Provided information.
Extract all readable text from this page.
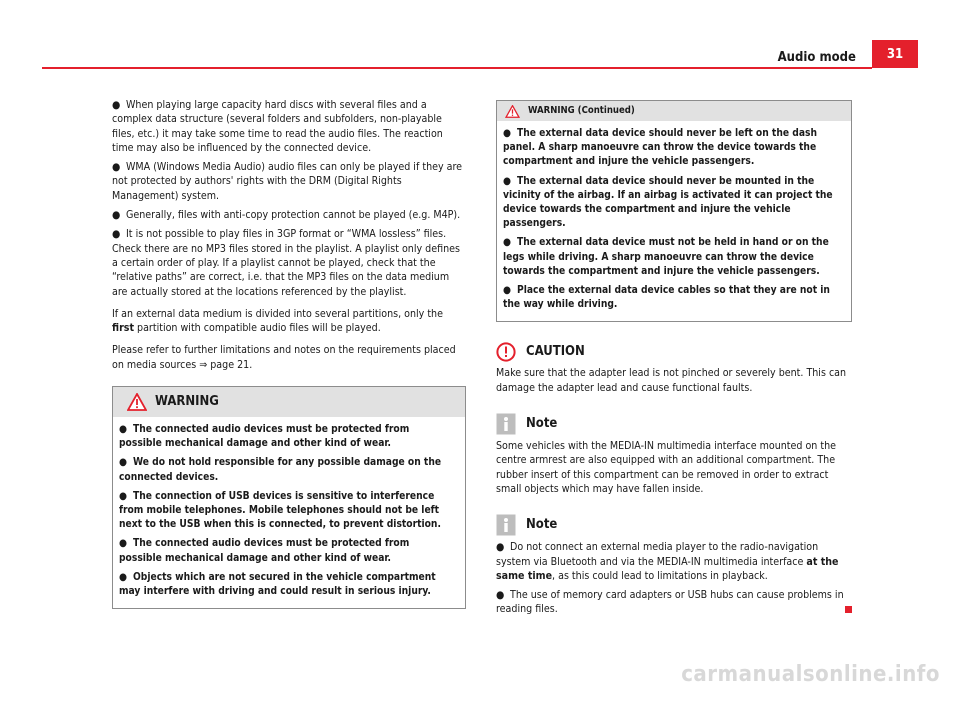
Audio mode	31
● When playing large capacity hard discs with several files and a complex data structure (several folders and subfolders, non-playable files, etc.) it may take some time to read the audio files. The reaction time may also be influenced by the connected device.
● WMA (Windows Media Audio) audio files can only be played if they are not protected by authors' rights with the DRM (Digital Rights Management) system.
● Generally, files with anti-copy protection cannot be played (e.g. M4P).
● It is not possible to play files in 3GP format or “WMA lossless” files. Check there are no MP3 files stored in the playlist. A playlist only defines a certain order of play. If a playlist cannot be played, check that the “relative paths” are correct, i.e. that the MP3 files on the data medium are actually stored at the locations referenced by the playlist.

If an external data medium is divided into several partitions, only the first partition with compatible audio files will be played.

Please refer to further limitations and notes on the requirements placed on media sources ⇒ page 21.

WARNING
● The connected audio devices must be protected from possible mechanical damage and other kind of wear.
● We do not hold responsible for any possible damage on the connected devices.
● The connection of USB devices is sensitive to interference from mobile telephones. Mobile telephones should not be left next to the USB when this is connected, to prevent distortion.
● The connected audio devices must be protected from possible mechanical damage and other kind of wear.
● Objects which are not secured in the vehicle compartment may interfere with driving and could result in serious injury.
WARNING (Continued)
● The external data device should never be left on the dash panel. A sharp manoeuvre can throw the device towards the compartment and injure the vehicle passengers.
● The external data device should never be mounted in the vicinity of the airbag. If an airbag is activated it can project the device towards the compartment and injure the vehicle passengers.
● The external data device must not be held in hand or on the legs while driving. A sharp manoeuvre can throw the device towards the compartment and injure the vehicle passengers.
● Place the external data device cables so that they are not in the way while driving.
CAUTION

Make sure that the adapter lead is not pinched or severely bent. This can damage the adapter lead and cause functional faults.

Note

Some vehicles with the MEDIA-IN multimedia interface mounted on the centre armrest are also equipped with an additional compartment. The rubber insert of this compartment can be removed in order to extract small objects which may have fallen inside.

Note
● Do not connect an external media player to the radio-navigation system via Bluetooth and via the MEDIA-IN multimedia interface at the same time, as this could lead to limitations in playback.
● The use of memory card adapters or USB hubs can cause problems in reading files.
carmanualsonline.info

What is asked. Your task is to repeat the data above exactly while excluding the pictures.

Output of the task.
Extract all readable text from this page.
Audio mode	31
● When playing large capacity hard discs with several files and a complex data structure (several folders and subfolders, non-playable files, etc.) it may take some time to read the audio files. The reaction time may also be influenced by the connected device.
● WMA (Windows Media Audio) audio files can only be played if they are not protected by authors' rights with the DRM (Digital Rights Management) system.
● Generally, files with anti-copy protection cannot be played (e.g. M4P).
● It is not possible to play files in 3GP format or “WMA lossless” files. Check there are no MP3 files stored in the playlist. A playlist only defines a certain order of play. If a playlist cannot be played, check that the “relative paths” are correct, i.e. that the MP3 files on the data medium are actually stored at the locations referenced by the playlist.

If an external data medium is divided into several partitions, only the first partition with compatible audio files will be played.

Please refer to further limitations and notes on the requirements placed on media sources ⇒ page 21.

WARNING
● The connected audio devices must be protected from possible mechanical damage and other kind of wear.
● We do not hold responsible for any possible damage on the connected devices.
● The connection of USB devices is sensitive to interference from mobile telephones. Mobile telephones should not be left next to the USB when this is connected, to prevent distortion.
● The connected audio devices must be protected from possible mechanical damage and other kind of wear.
● Objects which are not secured in the vehicle compartment may interfere with driving and could result in serious injury.
WARNING (Continued)
● The external data device should never be left on the dash panel. A sharp manoeuvre can throw the device towards the compartment and injure the vehicle passengers.
● The external data device should never be mounted in the vicinity of the airbag. If an airbag is activated it can project the device towards the compartment and injure the vehicle passengers.
● The external data device must not be held in hand or on the legs while driving. A sharp manoeuvre can throw the device towards the compartment and injure the vehicle passengers.
● Place the external data device cables so that they are not in the way while driving.
CAUTION

Make sure that the adapter lead is not pinched or severely bent. This can damage the adapter lead and cause functional faults.

Note

Some vehicles with the MEDIA-IN multimedia interface mounted on the centre armrest are also equipped with an additional compartment. The rubber insert of this compartment can be removed in order to extract small objects which may have fallen inside.

Note
● Do not connect an external media player to the radio-navigation system via Bluetooth and via the MEDIA-IN multimedia interface at the same time, as this could lead to limitations in playback.
● The use of memory card adapters or USB hubs can cause problems in reading files.
carmanualsonline.info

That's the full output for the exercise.